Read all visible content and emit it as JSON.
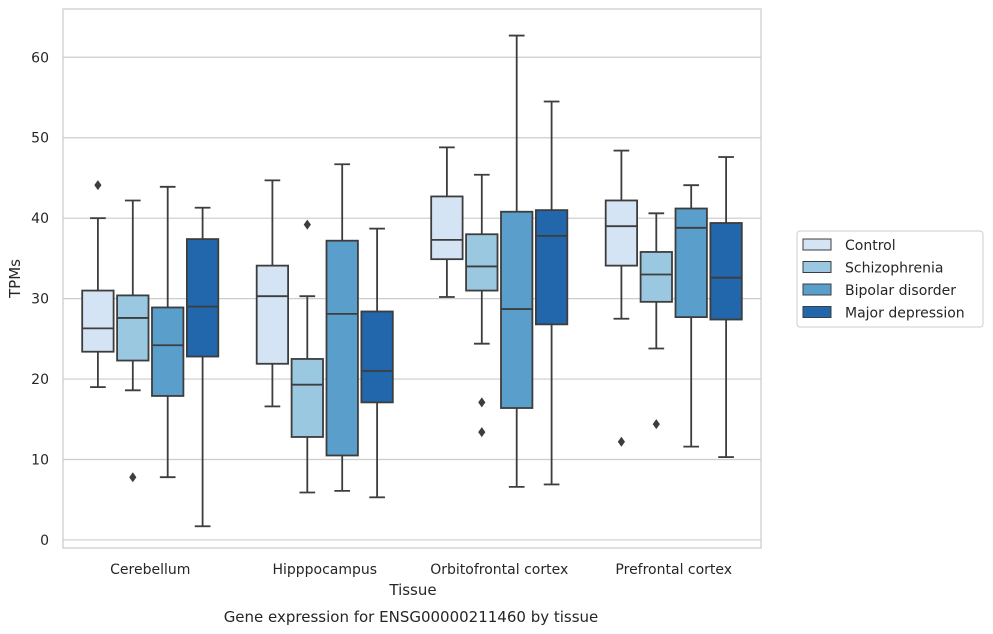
{
  "caption": "Gene expression for ENSG00000211460 by tissue",
  "chart_data": {
    "type": "box",
    "xlabel": "Tissue",
    "ylabel": "TPMs",
    "ylim": [
      -1,
      66
    ],
    "yticks": [
      0,
      10,
      20,
      30,
      40,
      50,
      60
    ],
    "grid": "horizontal",
    "legend_position": "right",
    "categories": [
      "Cerebellum",
      "Hipppocampus",
      "Orbitofrontal cortex",
      "Prefrontal cortex"
    ],
    "series": [
      {
        "name": "Control",
        "color": "#d4e4f4",
        "boxes": [
          {
            "whisker_low": 19.0,
            "q1": 23.4,
            "median": 26.3,
            "q3": 31.0,
            "whisker_high": 40.0,
            "outliers": [
              44.1
            ]
          },
          {
            "whisker_low": 16.6,
            "q1": 21.9,
            "median": 30.3,
            "q3": 34.1,
            "whisker_high": 44.7,
            "outliers": []
          },
          {
            "whisker_low": 30.2,
            "q1": 34.9,
            "median": 37.3,
            "q3": 42.7,
            "whisker_high": 48.8,
            "outliers": []
          },
          {
            "whisker_low": 27.5,
            "q1": 34.1,
            "median": 39.0,
            "q3": 42.2,
            "whisker_high": 48.4,
            "outliers": [
              12.2
            ]
          }
        ]
      },
      {
        "name": "Schizophrenia",
        "color": "#9ac8e0",
        "boxes": [
          {
            "whisker_low": 18.6,
            "q1": 22.3,
            "median": 27.6,
            "q3": 30.4,
            "whisker_high": 42.2,
            "outliers": [
              7.8
            ]
          },
          {
            "whisker_low": 5.9,
            "q1": 12.8,
            "median": 19.3,
            "q3": 22.5,
            "whisker_high": 30.3,
            "outliers": [
              39.2
            ]
          },
          {
            "whisker_low": 24.4,
            "q1": 31.0,
            "median": 34.0,
            "q3": 38.0,
            "whisker_high": 45.4,
            "outliers": [
              17.1,
              13.4
            ]
          },
          {
            "whisker_low": 23.8,
            "q1": 29.6,
            "median": 33.0,
            "q3": 35.8,
            "whisker_high": 40.6,
            "outliers": [
              14.4
            ]
          }
        ]
      },
      {
        "name": "Bipolar disorder",
        "color": "#5a9ecb",
        "boxes": [
          {
            "whisker_low": 7.8,
            "q1": 17.9,
            "median": 24.2,
            "q3": 28.9,
            "whisker_high": 43.9,
            "outliers": []
          },
          {
            "whisker_low": 6.1,
            "q1": 10.5,
            "median": 28.1,
            "q3": 37.2,
            "whisker_high": 46.7,
            "outliers": []
          },
          {
            "whisker_low": 6.6,
            "q1": 16.4,
            "median": 28.7,
            "q3": 40.8,
            "whisker_high": 62.7,
            "outliers": []
          },
          {
            "whisker_low": 11.6,
            "q1": 27.7,
            "median": 38.8,
            "q3": 41.2,
            "whisker_high": 44.1,
            "outliers": []
          }
        ]
      },
      {
        "name": "Major depression",
        "color": "#2266ac",
        "boxes": [
          {
            "whisker_low": 1.7,
            "q1": 22.8,
            "median": 29.0,
            "q3": 37.4,
            "whisker_high": 41.3,
            "outliers": []
          },
          {
            "whisker_low": 5.3,
            "q1": 17.1,
            "median": 21.0,
            "q3": 28.4,
            "whisker_high": 38.7,
            "outliers": []
          },
          {
            "whisker_low": 6.9,
            "q1": 26.8,
            "median": 37.8,
            "q3": 41.0,
            "whisker_high": 54.5,
            "outliers": []
          },
          {
            "whisker_low": 10.3,
            "q1": 27.4,
            "median": 32.6,
            "q3": 39.4,
            "whisker_high": 47.6,
            "outliers": []
          }
        ]
      }
    ]
  }
}
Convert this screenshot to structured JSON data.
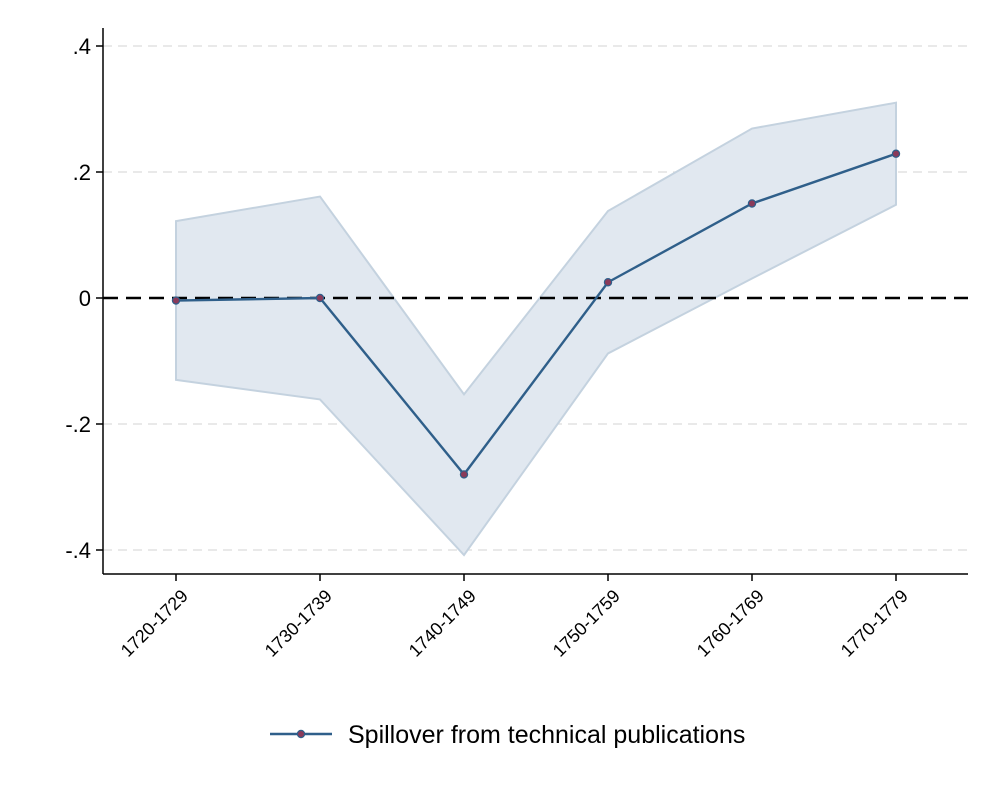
{
  "chart_data": {
    "type": "line",
    "categories": [
      "1720-1729",
      "1730-1739",
      "1740-1749",
      "1750-1759",
      "1760-1769",
      "1770-1779"
    ],
    "series": [
      {
        "name": "Spillover from technical publications",
        "values": [
          -0.004,
          0.0,
          -0.28,
          0.025,
          0.15,
          0.229
        ],
        "ci_upper": [
          0.122,
          0.161,
          -0.153,
          0.138,
          0.269,
          0.31
        ],
        "ci_lower": [
          -0.13,
          -0.161,
          -0.408,
          -0.088,
          0.031,
          0.148
        ]
      }
    ],
    "yticks": [
      ".4",
      ".2",
      "0",
      "-.2",
      "-.4"
    ],
    "ytick_values": [
      0.4,
      0.2,
      0,
      -0.2,
      -0.4
    ],
    "ylim": [
      -0.44,
      0.44
    ],
    "reference_line": 0,
    "grid": true,
    "legend_position": "bottom",
    "colors": {
      "line": "#2f5f8a",
      "marker": "#8a3a5a",
      "ci_fill": "#e1e8f0",
      "ci_stroke": "#c4d2df",
      "grid": "#dcdcdc",
      "reference": "#000000"
    }
  }
}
______
Scan the material above for the string "name" and return the lines that hold it.

> _Result of this task_
        "name": "Control",
        "name": "Schizophrenia",
        "name": "Bipolar disorder",
        "name": "Major depression",
        "name": "Spillover from technical publications",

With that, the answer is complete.